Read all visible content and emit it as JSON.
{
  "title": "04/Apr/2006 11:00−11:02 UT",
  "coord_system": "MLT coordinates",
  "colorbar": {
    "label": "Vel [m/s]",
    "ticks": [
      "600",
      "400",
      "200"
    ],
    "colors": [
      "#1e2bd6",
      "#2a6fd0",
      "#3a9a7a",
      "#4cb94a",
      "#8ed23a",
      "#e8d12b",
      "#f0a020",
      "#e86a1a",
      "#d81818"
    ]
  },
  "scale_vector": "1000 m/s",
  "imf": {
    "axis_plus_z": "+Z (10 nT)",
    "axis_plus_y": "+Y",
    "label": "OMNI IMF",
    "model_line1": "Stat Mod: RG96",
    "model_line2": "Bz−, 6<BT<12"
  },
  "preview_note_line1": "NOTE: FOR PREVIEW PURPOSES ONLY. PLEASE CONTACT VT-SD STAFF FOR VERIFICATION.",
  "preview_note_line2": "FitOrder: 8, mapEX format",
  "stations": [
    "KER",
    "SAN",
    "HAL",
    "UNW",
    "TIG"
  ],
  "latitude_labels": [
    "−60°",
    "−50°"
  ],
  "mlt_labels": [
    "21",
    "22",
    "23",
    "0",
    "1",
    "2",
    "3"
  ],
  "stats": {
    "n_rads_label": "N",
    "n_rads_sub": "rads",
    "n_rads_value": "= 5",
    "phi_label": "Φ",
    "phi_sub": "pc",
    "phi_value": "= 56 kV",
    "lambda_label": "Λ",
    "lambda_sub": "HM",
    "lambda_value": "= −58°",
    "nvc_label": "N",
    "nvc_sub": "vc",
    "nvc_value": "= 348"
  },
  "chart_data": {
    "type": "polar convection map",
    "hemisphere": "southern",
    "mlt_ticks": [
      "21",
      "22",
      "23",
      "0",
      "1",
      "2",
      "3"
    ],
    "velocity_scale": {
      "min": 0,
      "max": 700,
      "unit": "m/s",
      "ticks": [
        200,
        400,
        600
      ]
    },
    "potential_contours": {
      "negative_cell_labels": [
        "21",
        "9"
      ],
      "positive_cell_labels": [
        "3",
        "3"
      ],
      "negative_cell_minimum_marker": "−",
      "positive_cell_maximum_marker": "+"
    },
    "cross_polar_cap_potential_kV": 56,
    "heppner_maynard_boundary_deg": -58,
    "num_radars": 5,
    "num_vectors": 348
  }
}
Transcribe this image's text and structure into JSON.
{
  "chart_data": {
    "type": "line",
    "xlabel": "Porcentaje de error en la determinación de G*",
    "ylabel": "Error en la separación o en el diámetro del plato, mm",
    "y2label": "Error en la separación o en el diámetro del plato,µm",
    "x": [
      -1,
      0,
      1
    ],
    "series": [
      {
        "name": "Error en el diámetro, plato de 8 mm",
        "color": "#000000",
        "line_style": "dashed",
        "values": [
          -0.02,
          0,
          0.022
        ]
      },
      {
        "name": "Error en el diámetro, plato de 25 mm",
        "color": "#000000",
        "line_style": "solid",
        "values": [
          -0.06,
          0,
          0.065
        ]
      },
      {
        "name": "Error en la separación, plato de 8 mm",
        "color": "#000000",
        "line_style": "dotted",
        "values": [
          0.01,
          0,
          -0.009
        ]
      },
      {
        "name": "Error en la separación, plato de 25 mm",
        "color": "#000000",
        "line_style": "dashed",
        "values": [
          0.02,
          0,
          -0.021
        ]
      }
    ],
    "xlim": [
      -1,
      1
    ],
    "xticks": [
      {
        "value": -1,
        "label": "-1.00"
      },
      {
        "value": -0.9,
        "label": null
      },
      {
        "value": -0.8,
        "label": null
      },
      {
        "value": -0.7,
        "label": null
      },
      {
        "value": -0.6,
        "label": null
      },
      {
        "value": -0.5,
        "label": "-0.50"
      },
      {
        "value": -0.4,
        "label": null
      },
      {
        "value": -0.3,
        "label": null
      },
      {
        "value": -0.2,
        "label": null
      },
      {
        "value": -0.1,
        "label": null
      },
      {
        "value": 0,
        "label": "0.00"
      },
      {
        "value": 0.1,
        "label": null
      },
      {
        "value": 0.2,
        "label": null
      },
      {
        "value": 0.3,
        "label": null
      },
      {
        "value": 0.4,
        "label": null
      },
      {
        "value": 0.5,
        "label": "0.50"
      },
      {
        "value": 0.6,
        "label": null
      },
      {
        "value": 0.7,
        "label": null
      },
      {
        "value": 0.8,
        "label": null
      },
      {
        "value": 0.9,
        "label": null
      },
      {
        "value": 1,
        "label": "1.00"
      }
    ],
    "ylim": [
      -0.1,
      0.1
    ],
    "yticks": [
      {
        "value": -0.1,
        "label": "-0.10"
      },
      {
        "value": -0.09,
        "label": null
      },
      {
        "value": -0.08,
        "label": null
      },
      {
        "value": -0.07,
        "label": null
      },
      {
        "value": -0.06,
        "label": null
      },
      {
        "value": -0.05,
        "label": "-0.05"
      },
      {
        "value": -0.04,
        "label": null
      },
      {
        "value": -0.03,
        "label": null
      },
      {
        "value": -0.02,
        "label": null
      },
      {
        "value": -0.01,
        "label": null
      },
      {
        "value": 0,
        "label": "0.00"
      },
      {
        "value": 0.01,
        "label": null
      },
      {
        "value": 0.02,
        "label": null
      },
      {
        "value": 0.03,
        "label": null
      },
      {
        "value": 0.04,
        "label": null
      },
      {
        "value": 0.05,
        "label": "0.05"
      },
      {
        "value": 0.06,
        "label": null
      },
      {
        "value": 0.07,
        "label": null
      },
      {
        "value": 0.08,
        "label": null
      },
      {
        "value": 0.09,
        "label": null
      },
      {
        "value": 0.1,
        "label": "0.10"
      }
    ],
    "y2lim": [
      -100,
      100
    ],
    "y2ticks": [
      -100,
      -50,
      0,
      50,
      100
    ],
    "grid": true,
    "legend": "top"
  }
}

→ GIVEN EXERCISE: Retype the records in full. Keep every line identical to the original.

→ SOLUTION TO THIS TASK:
Read all visible content and emit it as JSON.
{
  "title": "04/Apr/2006 11:00−11:02 UT",
  "coord_system": "MLT coordinates",
  "colorbar": {
    "label": "Vel [m/s]",
    "ticks": [
      "600",
      "400",
      "200"
    ],
    "colors": [
      "#1e2bd6",
      "#2a6fd0",
      "#3a9a7a",
      "#4cb94a",
      "#8ed23a",
      "#e8d12b",
      "#f0a020",
      "#e86a1a",
      "#d81818"
    ]
  },
  "scale_vector": "1000 m/s",
  "imf": {
    "axis_plus_z": "+Z (10 nT)",
    "axis_plus_y": "+Y",
    "label": "OMNI IMF",
    "model_line1": "Stat Mod: RG96",
    "model_line2": "Bz−, 6<BT<12"
  },
  "preview_note_line1": "NOTE: FOR PREVIEW PURPOSES ONLY. PLEASE CONTACT VT-SD STAFF FOR VERIFICATION.",
  "preview_note_line2": "FitOrder: 8, mapEX format",
  "stations": [
    "KER",
    "SAN",
    "HAL",
    "UNW",
    "TIG"
  ],
  "latitude_labels": [
    "−60°",
    "−50°"
  ],
  "mlt_labels": [
    "21",
    "22",
    "23",
    "0",
    "1",
    "2",
    "3"
  ],
  "stats": {
    "n_rads_label": "N",
    "n_rads_sub": "rads",
    "n_rads_value": "= 5",
    "phi_label": "Φ",
    "phi_sub": "pc",
    "phi_value": "= 56 kV",
    "lambda_label": "Λ",
    "lambda_sub": "HM",
    "lambda_value": "= −58°",
    "nvc_label": "N",
    "nvc_sub": "vc",
    "nvc_value": "= 348"
  },
  "chart_data": {
    "type": "polar convection map",
    "hemisphere": "southern",
    "mlt_ticks": [
      "21",
      "22",
      "23",
      "0",
      "1",
      "2",
      "3"
    ],
    "velocity_scale": {
      "min": 0,
      "max": 700,
      "unit": "m/s",
      "ticks": [
        200,
        400,
        600
      ]
    },
    "potential_contours": {
      "negative_cell_labels": [
        "21",
        "9"
      ],
      "positive_cell_labels": [
        "3",
        "3"
      ],
      "negative_cell_minimum_marker": "−",
      "positive_cell_maximum_marker": "+"
    },
    "cross_polar_cap_potential_kV": 56,
    "heppner_maynard_boundary_deg": -58,
    "num_radars": 5,
    "num_vectors": 348
  }
}
Transcribe this image's text and structure into JSON.
{
  "chart_data": {
    "type": "line",
    "xlabel": "Porcentaje de error en la determinación de G*",
    "ylabel": "Error en la separación o en el diámetro del plato, mm",
    "y2label": "Error en la separación o en el diámetro del plato,µm",
    "x": [
      -1,
      0,
      1
    ],
    "series": [
      {
        "name": "Error en el diámetro, plato de 8 mm",
        "color": "#000000",
        "line_style": "dashed",
        "values": [
          -0.02,
          0,
          0.022
        ]
      },
      {
        "name": "Error en el diámetro, plato de 25 mm",
        "color": "#000000",
        "line_style": "solid",
        "values": [
          -0.06,
          0,
          0.065
        ]
      },
      {
        "name": "Error en la separación, plato de 8 mm",
        "color": "#000000",
        "line_style": "dotted",
        "values": [
          0.01,
          0,
          -0.009
        ]
      },
      {
        "name": "Error en la separación, plato de 25 mm",
        "color": "#000000",
        "line_style": "dashed",
        "values": [
          0.02,
          0,
          -0.021
        ]
      }
    ],
    "xlim": [
      -1,
      1
    ],
    "xticks": [
      {
        "value": -1,
        "label": "-1.00"
      },
      {
        "value": -0.9,
        "label": null
      },
      {
        "value": -0.8,
        "label": null
      },
      {
        "value": -0.7,
        "label": null
      },
      {
        "value": -0.6,
        "label": null
      },
      {
        "value": -0.5,
        "label": "-0.50"
      },
      {
        "value": -0.4,
        "label": null
      },
      {
        "value": -0.3,
        "label": null
      },
      {
        "value": -0.2,
        "label": null
      },
      {
        "value": -0.1,
        "label": null
      },
      {
        "value": 0,
        "label": "0.00"
      },
      {
        "value": 0.1,
        "label": null
      },
      {
        "value": 0.2,
        "label": null
      },
      {
        "value": 0.3,
        "label": null
      },
      {
        "value": 0.4,
        "label": null
      },
      {
        "value": 0.5,
        "label": "0.50"
      },
      {
        "value": 0.6,
        "label": null
      },
      {
        "value": 0.7,
        "label": null
      },
      {
        "value": 0.8,
        "label": null
      },
      {
        "value": 0.9,
        "label": null
      },
      {
        "value": 1,
        "label": "1.00"
      }
    ],
    "ylim": [
      -0.1,
      0.1
    ],
    "yticks": [
      {
        "value": -0.1,
        "label": "-0.10"
      },
      {
        "value": -0.09,
        "label": null
      },
      {
        "value": -0.08,
        "label": null
      },
      {
        "value": -0.07,
        "label": null
      },
      {
        "value": -0.06,
        "label": null
      },
      {
        "value": -0.05,
        "label": "-0.05"
      },
      {
        "value": -0.04,
        "label": null
      },
      {
        "value": -0.03,
        "label": null
      },
      {
        "value": -0.02,
        "label": null
      },
      {
        "value": -0.01,
        "label": null
      },
      {
        "value": 0,
        "label": "0.00"
      },
      {
        "value": 0.01,
        "label": null
      },
      {
        "value": 0.02,
        "label": null
      },
      {
        "value": 0.03,
        "label": null
      },
      {
        "value": 0.04,
        "label": null
      },
      {
        "value": 0.05,
        "label": "0.05"
      },
      {
        "value": 0.06,
        "label": null
      },
      {
        "value": 0.07,
        "label": null
      },
      {
        "value": 0.08,
        "label": null
      },
      {
        "value": 0.09,
        "label": null
      },
      {
        "value": 0.1,
        "label": "0.10"
      }
    ],
    "y2lim": [
      -100,
      100
    ],
    "y2ticks": [
      -100,
      -50,
      0,
      50,
      100
    ],
    "grid": true,
    "legend": "top"
  }
}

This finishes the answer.